■ Instructions for the task:
Leave out the pictures and repeat every record exactly.

■ Material provided:

********

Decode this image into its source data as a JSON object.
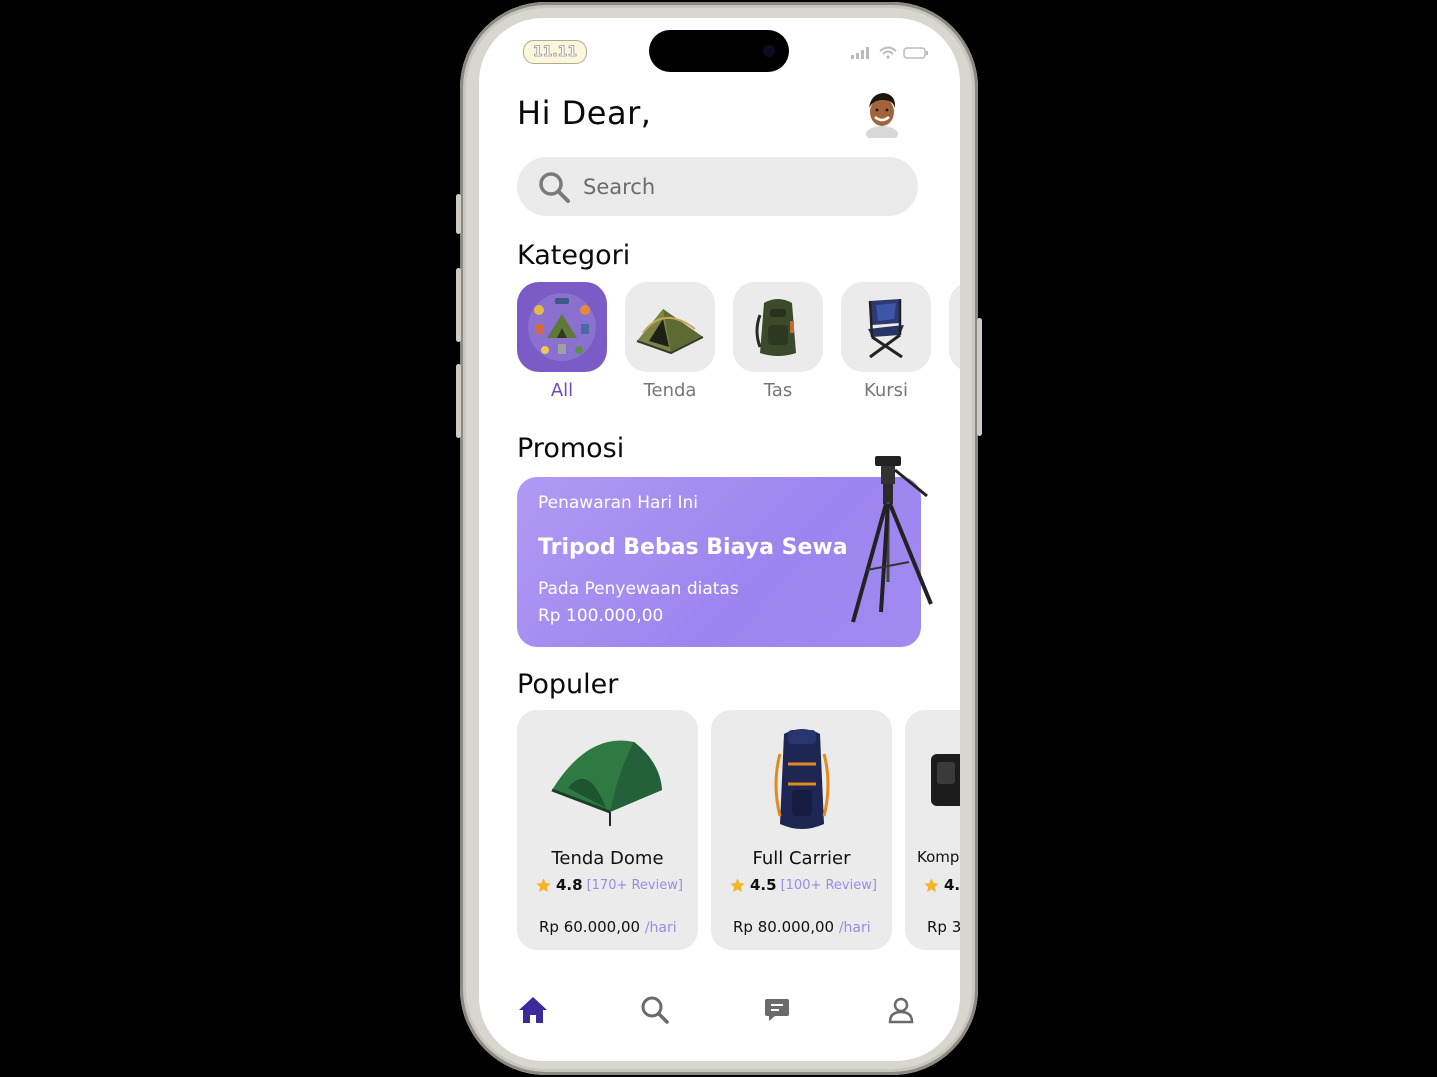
{
  "status": {
    "time": "11.11"
  },
  "header": {
    "greeting": "Hi Dear,"
  },
  "search": {
    "placeholder": "Search"
  },
  "categories": {
    "title": "Kategori",
    "items": [
      {
        "label": "All",
        "active": true
      },
      {
        "label": "Tenda",
        "active": false
      },
      {
        "label": "Tas",
        "active": false
      },
      {
        "label": "Kursi",
        "active": false
      }
    ]
  },
  "promo": {
    "title": "Promosi",
    "subtitle": "Penawaran Hari Ini",
    "headline": "Tripod Bebas Biaya Sewa",
    "line1": "Pada Penyewaan diatas",
    "line2": "Rp 100.000,00"
  },
  "popular": {
    "title": "Populer",
    "items": [
      {
        "name": "Tenda Dome",
        "rating": "4.8",
        "reviews": "[170+ Review]",
        "price": "Rp 60.000,00",
        "unit": "/hari"
      },
      {
        "name": "Full Carrier",
        "rating": "4.5",
        "reviews": "[100+ Review]",
        "price": "Rp 80.000,00",
        "unit": "/hari"
      },
      {
        "name": "Komp",
        "rating": "4.",
        "reviews": "",
        "price": "Rp 3",
        "unit": ""
      }
    ]
  },
  "nav": {
    "items": [
      "home-icon",
      "search-icon",
      "chat-icon",
      "profile-icon"
    ],
    "active": "home-icon"
  },
  "colors": {
    "accent": "#7b5cc6",
    "promo": "#a08bf0",
    "nav_active": "#3a2a9e"
  }
}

********

■ Output for this exercise:
Decode this image into its source data as a JSON object.
{
  "status": {
    "time": "11.11"
  },
  "header": {
    "greeting": "Hi Dear,"
  },
  "search": {
    "placeholder": "Search"
  },
  "categories": {
    "title": "Kategori",
    "items": [
      {
        "label": "All",
        "active": true
      },
      {
        "label": "Tenda",
        "active": false
      },
      {
        "label": "Tas",
        "active": false
      },
      {
        "label": "Kursi",
        "active": false
      }
    ]
  },
  "promo": {
    "title": "Promosi",
    "subtitle": "Penawaran Hari Ini",
    "headline": "Tripod Bebas Biaya Sewa",
    "line1": "Pada Penyewaan diatas",
    "line2": "Rp 100.000,00"
  },
  "popular": {
    "title": "Populer",
    "items": [
      {
        "name": "Tenda Dome",
        "rating": "4.8",
        "reviews": "[170+ Review]",
        "price": "Rp 60.000,00",
        "unit": "/hari"
      },
      {
        "name": "Full Carrier",
        "rating": "4.5",
        "reviews": "[100+ Review]",
        "price": "Rp 80.000,00",
        "unit": "/hari"
      },
      {
        "name": "Komp",
        "rating": "4.",
        "reviews": "",
        "price": "Rp 3",
        "unit": ""
      }
    ]
  },
  "nav": {
    "items": [
      "home-icon",
      "search-icon",
      "chat-icon",
      "profile-icon"
    ],
    "active": "home-icon"
  },
  "colors": {
    "accent": "#7b5cc6",
    "promo": "#a08bf0",
    "nav_active": "#3a2a9e"
  }
}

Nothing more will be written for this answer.